Say how many lines contain the string "TEMPLATES". Give no other output.
#####
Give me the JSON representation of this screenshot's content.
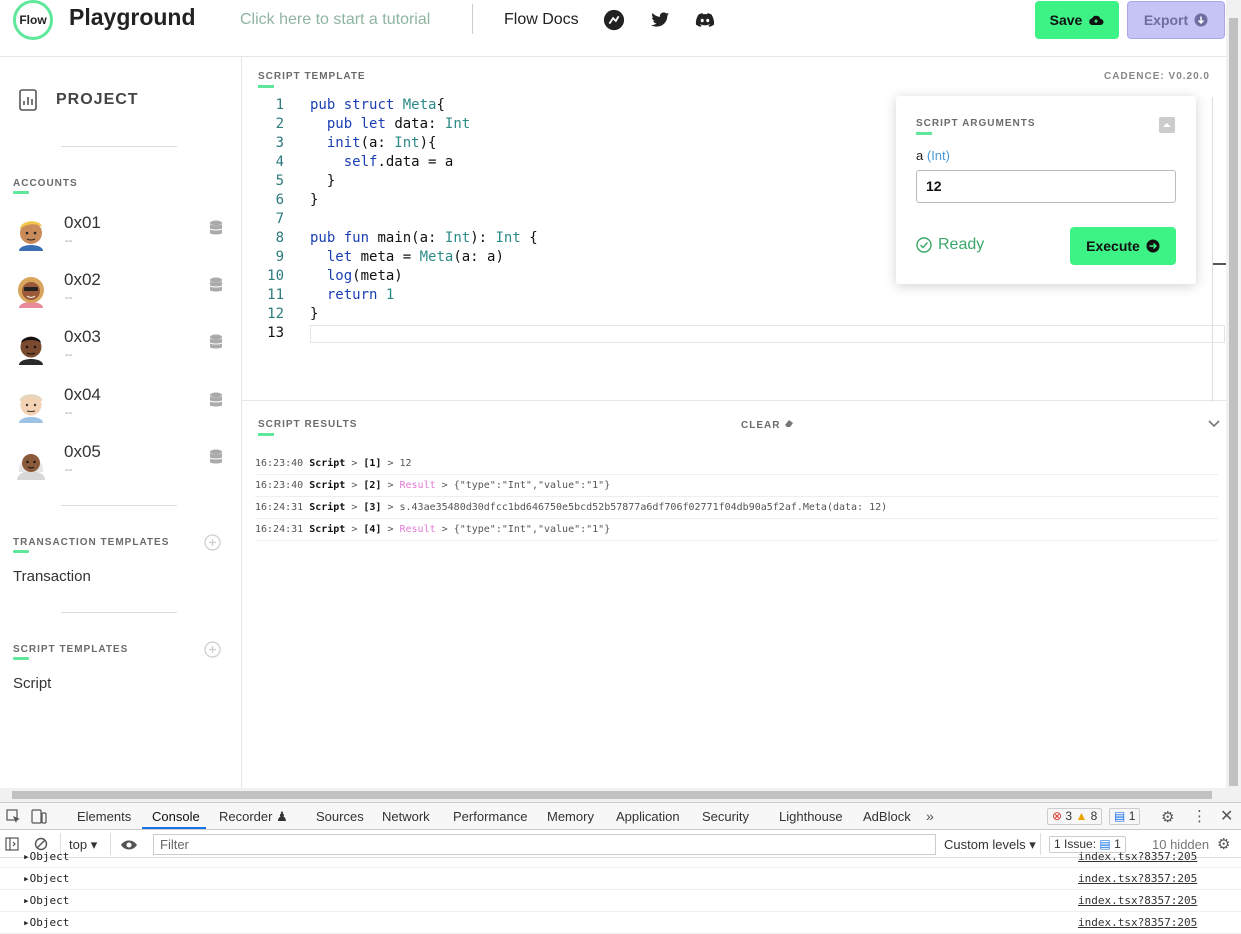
{
  "header": {
    "logo": "Flow",
    "title": "Playground",
    "tutorial_link": "Click here to start a tutorial",
    "docs_link": "Flow Docs",
    "social_icons": [
      "flow-runner-icon",
      "twitter-icon",
      "discord-icon"
    ],
    "save_label": "Save",
    "export_label": "Export"
  },
  "sidebar": {
    "project_label": "PROJECT",
    "accounts_label": "ACCOUNTS",
    "accounts": [
      {
        "name": "0x01",
        "sub": "--"
      },
      {
        "name": "0x02",
        "sub": "--"
      },
      {
        "name": "0x03",
        "sub": "--"
      },
      {
        "name": "0x04",
        "sub": "--"
      },
      {
        "name": "0x05",
        "sub": "--"
      }
    ],
    "transaction_templates_label": "TRANSACTION TEMPLATES",
    "transaction_item": "Transaction",
    "script_templates_label": "SCRIPT TEMPLATES",
    "script_item": "Script"
  },
  "editor": {
    "label": "SCRIPT TEMPLATE",
    "version": "CADENCE: V0.20.0",
    "lines": [
      "pub struct Meta{",
      "  pub let data: Int",
      "  init(a: Int){",
      "    self.data = a",
      "  }",
      "}",
      "",
      "pub fun main(a: Int): Int {",
      "  let meta = Meta(a: a)",
      "  log(meta)",
      "  return 1",
      "}",
      ""
    ]
  },
  "args": {
    "label": "SCRIPT ARGUMENTS",
    "arg_name": "a",
    "arg_type": "(Int)",
    "arg_value": "12",
    "status": "Ready",
    "execute_label": "Execute"
  },
  "results": {
    "label": "SCRIPT RESULTS",
    "clear_label": "CLEAR",
    "rows": [
      {
        "time": "16:23:40",
        "src": "Script",
        "idx": "[1]",
        "kind": "",
        "value": "12"
      },
      {
        "time": "16:23:40",
        "src": "Script",
        "idx": "[2]",
        "kind": "Result",
        "value": "{\"type\":\"Int\",\"value\":\"1\"}"
      },
      {
        "time": "16:24:31",
        "src": "Script",
        "idx": "[3]",
        "kind": "",
        "value": "s.43ae35480d30dfcc1bd646750e5bcd52b57877a6df706f02771f04db90a5f2af.Meta(data: 12)"
      },
      {
        "time": "16:24:31",
        "src": "Script",
        "idx": "[4]",
        "kind": "Result",
        "value": "{\"type\":\"Int\",\"value\":\"1\"}"
      }
    ]
  },
  "devtools": {
    "tabs": [
      "Elements",
      "Console",
      "Recorder",
      "Sources",
      "Network",
      "Performance",
      "Memory",
      "Application",
      "Security",
      "Lighthouse",
      "AdBlock"
    ],
    "active_tab": "Console",
    "errors": "3",
    "warnings": "8",
    "messages": "1",
    "context": "top",
    "filter_placeholder": "Filter",
    "levels": "Custom levels",
    "issues": "1 Issue:",
    "issues_count": "1",
    "hidden": "10 hidden",
    "console_rows": [
      {
        "text": "Object",
        "src": "index.tsx?8357:205"
      },
      {
        "text": "Object",
        "src": "index.tsx?8357:205"
      },
      {
        "text": "Object",
        "src": "index.tsx?8357:205"
      },
      {
        "text": "Object",
        "src": "index.tsx?8357:205"
      }
    ]
  },
  "colors": {
    "accent_green": "#3df386",
    "export_purple": "#c6c4f5",
    "result_pink": "#e27ad6",
    "keyword_blue": "#1a3fb3",
    "type_teal": "#2b8a87"
  }
}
#####
Task result >> 2